Aim of the exercise: Will you extract the entries word for word? Images should not appear in the copy.

Dataset records:
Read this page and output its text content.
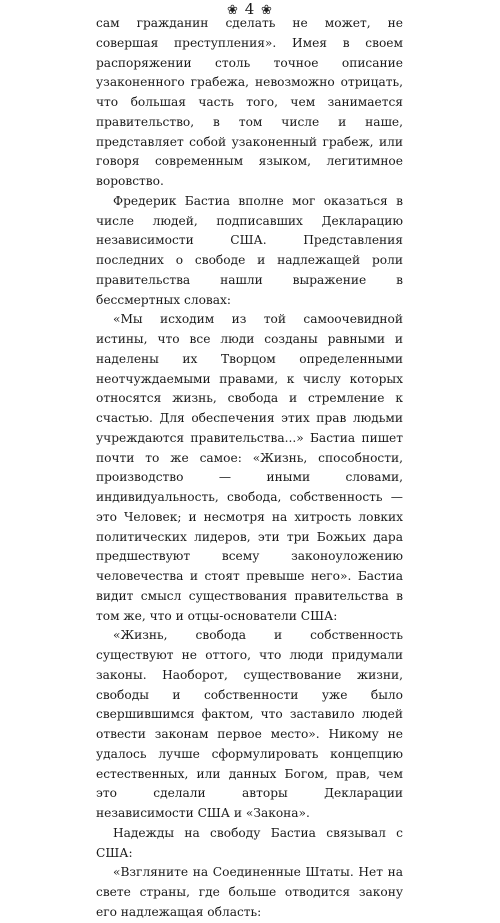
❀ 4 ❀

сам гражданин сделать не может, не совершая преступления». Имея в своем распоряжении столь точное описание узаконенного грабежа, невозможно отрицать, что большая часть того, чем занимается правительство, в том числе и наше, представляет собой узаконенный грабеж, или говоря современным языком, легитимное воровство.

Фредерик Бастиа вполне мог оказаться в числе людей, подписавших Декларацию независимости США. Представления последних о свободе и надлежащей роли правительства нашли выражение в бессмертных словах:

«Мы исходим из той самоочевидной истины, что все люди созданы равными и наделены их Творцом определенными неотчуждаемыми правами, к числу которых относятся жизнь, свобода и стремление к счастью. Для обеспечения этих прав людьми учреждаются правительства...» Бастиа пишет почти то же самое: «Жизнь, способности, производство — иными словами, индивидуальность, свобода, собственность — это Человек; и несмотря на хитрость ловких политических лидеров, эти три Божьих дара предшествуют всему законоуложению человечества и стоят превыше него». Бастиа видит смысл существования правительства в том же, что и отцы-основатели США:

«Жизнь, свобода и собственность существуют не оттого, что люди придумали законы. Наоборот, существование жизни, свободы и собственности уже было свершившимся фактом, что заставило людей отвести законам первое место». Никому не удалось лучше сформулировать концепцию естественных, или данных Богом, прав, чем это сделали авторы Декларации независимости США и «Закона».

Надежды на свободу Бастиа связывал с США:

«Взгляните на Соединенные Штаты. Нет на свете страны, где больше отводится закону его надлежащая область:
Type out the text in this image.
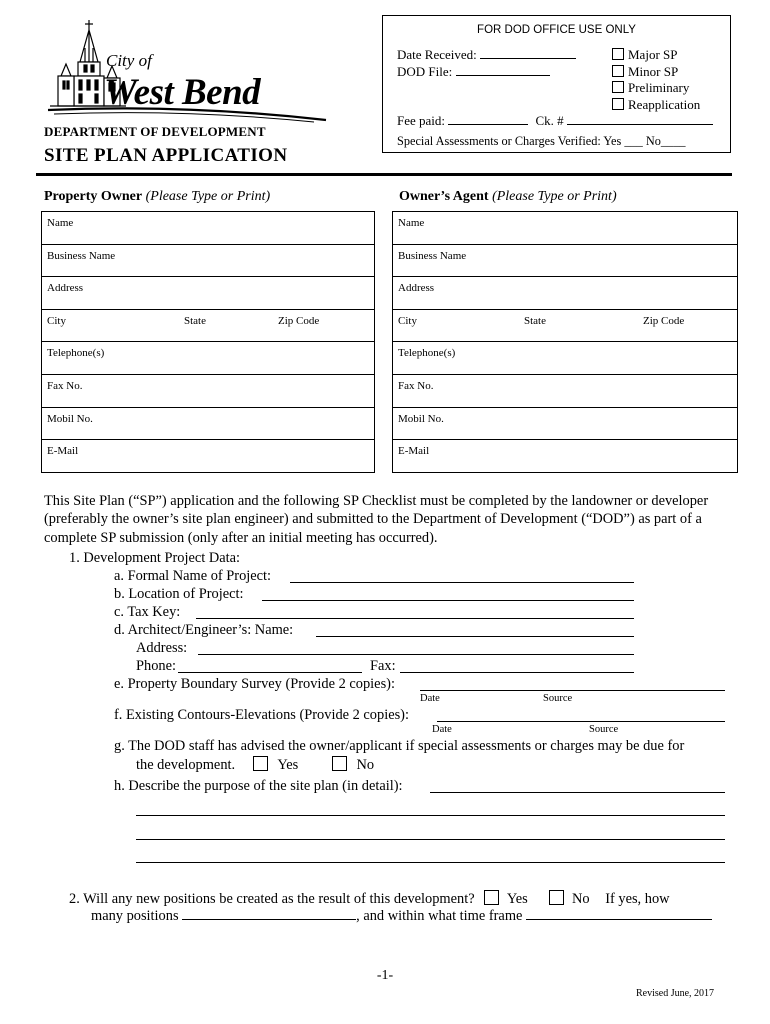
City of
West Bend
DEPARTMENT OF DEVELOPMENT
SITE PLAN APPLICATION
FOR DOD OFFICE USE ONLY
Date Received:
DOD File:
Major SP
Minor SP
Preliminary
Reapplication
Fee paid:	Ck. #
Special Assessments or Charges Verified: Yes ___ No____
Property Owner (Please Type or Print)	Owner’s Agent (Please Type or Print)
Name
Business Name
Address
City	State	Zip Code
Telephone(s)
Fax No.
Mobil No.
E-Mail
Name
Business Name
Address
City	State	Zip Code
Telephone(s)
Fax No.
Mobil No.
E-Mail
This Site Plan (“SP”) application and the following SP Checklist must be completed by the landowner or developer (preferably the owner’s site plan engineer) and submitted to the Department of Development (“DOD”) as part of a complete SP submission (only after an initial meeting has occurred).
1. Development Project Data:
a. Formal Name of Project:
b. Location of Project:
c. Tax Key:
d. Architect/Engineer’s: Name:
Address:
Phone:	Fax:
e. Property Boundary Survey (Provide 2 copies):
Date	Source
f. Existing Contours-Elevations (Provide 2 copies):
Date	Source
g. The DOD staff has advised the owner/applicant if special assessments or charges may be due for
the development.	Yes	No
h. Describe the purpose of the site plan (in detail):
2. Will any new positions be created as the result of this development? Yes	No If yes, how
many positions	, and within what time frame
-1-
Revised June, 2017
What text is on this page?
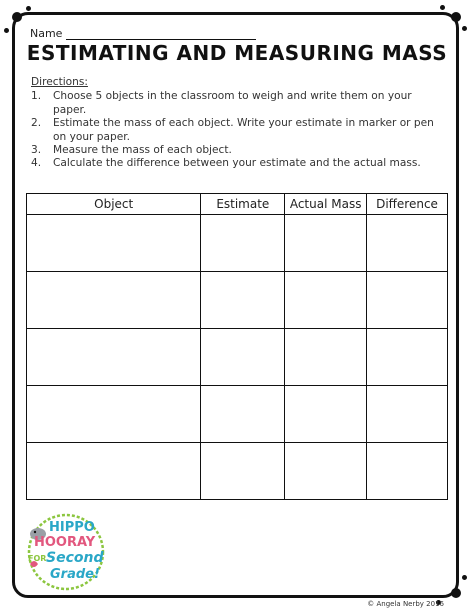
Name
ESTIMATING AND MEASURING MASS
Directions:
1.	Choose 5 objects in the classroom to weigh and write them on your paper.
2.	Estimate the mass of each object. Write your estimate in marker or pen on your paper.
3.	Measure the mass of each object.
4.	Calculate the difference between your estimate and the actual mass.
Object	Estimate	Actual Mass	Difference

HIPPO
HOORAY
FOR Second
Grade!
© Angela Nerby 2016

Finished exercise:
Read this page and output its text content.
❀ 4 ❀

сам гражданин сделать не может, не совершая преступления». Имея в своем распоряжении столь точное описание узаконенного грабежа, невозможно отрицать, что большая часть того, чем занимается правительство, в том числе и наше, представляет собой узаконенный грабеж, или говоря современным языком, легитимное воровство.

Фредерик Бастиа вполне мог оказаться в числе людей, подписавших Декларацию независимости США. Представления последних о свободе и надлежащей роли правительства нашли выражение в бессмертных словах:

«Мы исходим из той самоочевидной истины, что все люди созданы равными и наделены их Творцом определенными неотчуждаемыми правами, к числу которых относятся жизнь, свобода и стремление к счастью. Для обеспечения этих прав людьми учреждаются правительства...» Бастиа пишет почти то же самое: «Жизнь, способности, производство — иными словами, индивидуальность, свобода, собственность — это Человек; и несмотря на хитрость ловких политических лидеров, эти три Божьих дара предшествуют всему законоуложению человечества и стоят превыше него». Бастиа видит смысл существования правительства в том же, что и отцы-основатели США:

«Жизнь, свобода и собственность существуют не оттого, что люди придумали законы. Наоборот, существование жизни, свободы и собственности уже было свершившимся фактом, что заставило людей отвести законам первое место». Никому не удалось лучше сформулировать концепцию естественных, или данных Богом, прав, чем это сделали авторы Декларации независимости США и «Закона».

Надежды на свободу Бастиа связывал с США:

«Взгляните на Соединенные Штаты. Нет на свете страны, где больше отводится закону его надлежащая область:
Type out the text in this image.
City of
West Bend
DEPARTMENT OF DEVELOPMENT
SITE PLAN APPLICATION
FOR DOD OFFICE USE ONLY
Date Received:
DOD File:
Major SP
Minor SP
Preliminary
Reapplication
Fee paid:	Ck. #
Special Assessments or Charges Verified: Yes ___ No____
Property Owner (Please Type or Print)	Owner’s Agent (Please Type or Print)
Name
Business Name
Address
City	State	Zip Code
Telephone(s)
Fax No.
Mobil No.
E-Mail
Name
Business Name
Address
City	State	Zip Code
Telephone(s)
Fax No.
Mobil No.
E-Mail
This Site Plan (“SP”) application and the following SP Checklist must be completed by the landowner or developer (preferably the owner’s site plan engineer) and submitted to the Department of Development (“DOD”) as part of a complete SP submission (only after an initial meeting has occurred).
1. Development Project Data:
a. Formal Name of Project:
b. Location of Project:
c. Tax Key:
d. Architect/Engineer’s: Name:
Address:
Phone:	Fax:
e. Property Boundary Survey (Provide 2 copies):
Date	Source
f. Existing Contours-Elevations (Provide 2 copies):
Date	Source
g. The DOD staff has advised the owner/applicant if special assessments or charges may be due for
the development.	Yes	No
h. Describe the purpose of the site plan (in detail):
2. Will any new positions be created as the result of this development? Yes	No If yes, how
many positions	, and within what time frame
-1-
Revised June, 2017
What text is on this page?
Name
ESTIMATING AND MEASURING MASS
Directions:
1.	Choose 5 objects in the classroom to weigh and write them on your paper.
2.	Estimate the mass of each object. Write your estimate in marker or pen on your paper.
3.	Measure the mass of each object.
4.	Calculate the difference between your estimate and the actual mass.
Object	Estimate	Actual Mass	Difference

HIPPO
HOORAY
FOR Second
Grade!
© Angela Nerby 2016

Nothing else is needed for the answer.